#### Provided entries ####
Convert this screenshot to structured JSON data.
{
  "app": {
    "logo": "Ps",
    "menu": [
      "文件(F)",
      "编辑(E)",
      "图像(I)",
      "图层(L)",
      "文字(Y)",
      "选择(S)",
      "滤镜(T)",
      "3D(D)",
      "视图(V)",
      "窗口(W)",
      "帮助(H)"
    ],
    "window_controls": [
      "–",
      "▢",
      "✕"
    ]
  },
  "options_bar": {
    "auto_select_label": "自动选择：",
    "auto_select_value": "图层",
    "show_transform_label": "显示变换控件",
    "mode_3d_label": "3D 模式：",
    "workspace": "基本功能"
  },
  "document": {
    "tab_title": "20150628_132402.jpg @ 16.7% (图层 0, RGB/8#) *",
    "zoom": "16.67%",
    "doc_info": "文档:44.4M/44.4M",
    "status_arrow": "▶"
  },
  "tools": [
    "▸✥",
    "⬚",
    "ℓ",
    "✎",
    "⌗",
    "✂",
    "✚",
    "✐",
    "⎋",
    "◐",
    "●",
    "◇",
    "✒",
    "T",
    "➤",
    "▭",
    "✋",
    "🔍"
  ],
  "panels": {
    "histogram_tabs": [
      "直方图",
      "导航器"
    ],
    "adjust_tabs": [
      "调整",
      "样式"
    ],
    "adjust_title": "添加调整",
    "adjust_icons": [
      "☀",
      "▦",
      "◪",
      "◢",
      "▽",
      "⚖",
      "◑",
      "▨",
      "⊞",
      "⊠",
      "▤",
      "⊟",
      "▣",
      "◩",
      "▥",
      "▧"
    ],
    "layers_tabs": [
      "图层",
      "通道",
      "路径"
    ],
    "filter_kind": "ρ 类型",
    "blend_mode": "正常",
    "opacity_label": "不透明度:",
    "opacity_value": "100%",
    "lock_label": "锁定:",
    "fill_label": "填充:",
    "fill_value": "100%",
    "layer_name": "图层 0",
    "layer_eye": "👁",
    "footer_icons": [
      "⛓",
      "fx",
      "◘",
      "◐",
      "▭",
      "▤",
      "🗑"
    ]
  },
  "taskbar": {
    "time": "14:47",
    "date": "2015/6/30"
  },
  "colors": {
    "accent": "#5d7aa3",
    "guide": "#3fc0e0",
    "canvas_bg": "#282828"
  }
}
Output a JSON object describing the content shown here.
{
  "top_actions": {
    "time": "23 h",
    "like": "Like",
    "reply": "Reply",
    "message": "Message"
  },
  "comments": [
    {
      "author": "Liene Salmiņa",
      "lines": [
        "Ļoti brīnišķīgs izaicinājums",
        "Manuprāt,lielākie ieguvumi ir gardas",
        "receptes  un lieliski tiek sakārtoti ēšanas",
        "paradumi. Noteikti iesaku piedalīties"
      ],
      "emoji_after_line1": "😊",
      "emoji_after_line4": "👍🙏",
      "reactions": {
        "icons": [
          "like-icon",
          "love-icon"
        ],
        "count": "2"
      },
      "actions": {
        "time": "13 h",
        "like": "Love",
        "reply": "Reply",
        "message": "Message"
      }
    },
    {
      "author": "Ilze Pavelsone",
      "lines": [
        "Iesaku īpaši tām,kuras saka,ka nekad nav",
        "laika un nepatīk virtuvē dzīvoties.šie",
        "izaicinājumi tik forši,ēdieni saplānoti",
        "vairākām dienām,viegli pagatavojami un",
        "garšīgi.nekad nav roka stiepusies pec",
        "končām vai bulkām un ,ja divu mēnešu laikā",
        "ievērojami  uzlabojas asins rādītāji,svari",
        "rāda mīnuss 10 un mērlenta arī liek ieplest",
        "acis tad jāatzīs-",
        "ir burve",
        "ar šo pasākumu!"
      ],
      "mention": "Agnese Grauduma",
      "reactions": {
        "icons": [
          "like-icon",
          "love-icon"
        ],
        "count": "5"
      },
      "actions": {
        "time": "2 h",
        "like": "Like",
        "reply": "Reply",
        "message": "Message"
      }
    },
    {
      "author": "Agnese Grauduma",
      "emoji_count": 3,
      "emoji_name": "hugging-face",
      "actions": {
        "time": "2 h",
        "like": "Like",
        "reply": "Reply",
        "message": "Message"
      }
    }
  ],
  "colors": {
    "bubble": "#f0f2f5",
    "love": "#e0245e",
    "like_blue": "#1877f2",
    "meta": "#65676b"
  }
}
####
**Your objective:** Your task is to reproduce all of the records exactly.

**Reply:**
Convert this screenshot to structured JSON data.
{
  "app": {
    "logo": "Ps",
    "menu": [
      "文件(F)",
      "编辑(E)",
      "图像(I)",
      "图层(L)",
      "文字(Y)",
      "选择(S)",
      "滤镜(T)",
      "3D(D)",
      "视图(V)",
      "窗口(W)",
      "帮助(H)"
    ],
    "window_controls": [
      "–",
      "▢",
      "✕"
    ]
  },
  "options_bar": {
    "auto_select_label": "自动选择：",
    "auto_select_value": "图层",
    "show_transform_label": "显示变换控件",
    "mode_3d_label": "3D 模式：",
    "workspace": "基本功能"
  },
  "document": {
    "tab_title": "20150628_132402.jpg @ 16.7% (图层 0, RGB/8#) *",
    "zoom": "16.67%",
    "doc_info": "文档:44.4M/44.4M",
    "status_arrow": "▶"
  },
  "tools": [
    "▸✥",
    "⬚",
    "ℓ",
    "✎",
    "⌗",
    "✂",
    "✚",
    "✐",
    "⎋",
    "◐",
    "●",
    "◇",
    "✒",
    "T",
    "➤",
    "▭",
    "✋",
    "🔍"
  ],
  "panels": {
    "histogram_tabs": [
      "直方图",
      "导航器"
    ],
    "adjust_tabs": [
      "调整",
      "样式"
    ],
    "adjust_title": "添加调整",
    "adjust_icons": [
      "☀",
      "▦",
      "◪",
      "◢",
      "▽",
      "⚖",
      "◑",
      "▨",
      "⊞",
      "⊠",
      "▤",
      "⊟",
      "▣",
      "◩",
      "▥",
      "▧"
    ],
    "layers_tabs": [
      "图层",
      "通道",
      "路径"
    ],
    "filter_kind": "ρ 类型",
    "blend_mode": "正常",
    "opacity_label": "不透明度:",
    "opacity_value": "100%",
    "lock_label": "锁定:",
    "fill_label": "填充:",
    "fill_value": "100%",
    "layer_name": "图层 0",
    "layer_eye": "👁",
    "footer_icons": [
      "⛓",
      "fx",
      "◘",
      "◐",
      "▭",
      "▤",
      "🗑"
    ]
  },
  "taskbar": {
    "time": "14:47",
    "date": "2015/6/30"
  },
  "colors": {
    "accent": "#5d7aa3",
    "guide": "#3fc0e0",
    "canvas_bg": "#282828"
  }
}
Output a JSON object describing the content shown here.
{
  "top_actions": {
    "time": "23 h",
    "like": "Like",
    "reply": "Reply",
    "message": "Message"
  },
  "comments": [
    {
      "author": "Liene Salmiņa",
      "lines": [
        "Ļoti brīnišķīgs izaicinājums",
        "Manuprāt,lielākie ieguvumi ir gardas",
        "receptes  un lieliski tiek sakārtoti ēšanas",
        "paradumi. Noteikti iesaku piedalīties"
      ],
      "emoji_after_line1": "😊",
      "emoji_after_line4": "👍🙏",
      "reactions": {
        "icons": [
          "like-icon",
          "love-icon"
        ],
        "count": "2"
      },
      "actions": {
        "time": "13 h",
        "like": "Love",
        "reply": "Reply",
        "message": "Message"
      }
    },
    {
      "author": "Ilze Pavelsone",
      "lines": [
        "Iesaku īpaši tām,kuras saka,ka nekad nav",
        "laika un nepatīk virtuvē dzīvoties.šie",
        "izaicinājumi tik forši,ēdieni saplānoti",
        "vairākām dienām,viegli pagatavojami un",
        "garšīgi.nekad nav roka stiepusies pec",
        "končām vai bulkām un ,ja divu mēnešu laikā",
        "ievērojami  uzlabojas asins rādītāji,svari",
        "rāda mīnuss 10 un mērlenta arī liek ieplest",
        "acis tad jāatzīs-",
        "ir burve",
        "ar šo pasākumu!"
      ],
      "mention": "Agnese Grauduma",
      "reactions": {
        "icons": [
          "like-icon",
          "love-icon"
        ],
        "count": "5"
      },
      "actions": {
        "time": "2 h",
        "like": "Like",
        "reply": "Reply",
        "message": "Message"
      }
    },
    {
      "author": "Agnese Grauduma",
      "emoji_count": 3,
      "emoji_name": "hugging-face",
      "actions": {
        "time": "2 h",
        "like": "Like",
        "reply": "Reply",
        "message": "Message"
      }
    }
  ],
  "colors": {
    "bubble": "#f0f2f5",
    "love": "#e0245e",
    "like_blue": "#1877f2",
    "meta": "#65676b"
  }
}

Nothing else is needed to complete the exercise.